**Aim:** Write out all the material exactly. Leave nothing out.

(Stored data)
____
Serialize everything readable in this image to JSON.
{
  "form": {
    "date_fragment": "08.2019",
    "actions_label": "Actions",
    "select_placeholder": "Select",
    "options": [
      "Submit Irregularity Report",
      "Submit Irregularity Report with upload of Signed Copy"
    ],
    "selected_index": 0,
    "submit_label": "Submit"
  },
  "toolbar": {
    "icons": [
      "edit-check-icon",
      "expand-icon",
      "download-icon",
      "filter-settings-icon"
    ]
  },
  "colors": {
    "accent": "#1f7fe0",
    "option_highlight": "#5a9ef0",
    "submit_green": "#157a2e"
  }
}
____
**Full response:**
Serialize everything readable in this image to JSON.
{
  "form": {
    "date_fragment": "08.2019",
    "actions_label": "Actions",
    "select_placeholder": "Select",
    "options": [
      "Submit Irregularity Report",
      "Submit Irregularity Report with upload of Signed Copy"
    ],
    "selected_index": 0,
    "submit_label": "Submit"
  },
  "toolbar": {
    "icons": [
      "edit-check-icon",
      "expand-icon",
      "download-icon",
      "filter-settings-icon"
    ]
  },
  "colors": {
    "accent": "#1f7fe0",
    "option_highlight": "#5a9ef0",
    "submit_green": "#157a2e"
  }
}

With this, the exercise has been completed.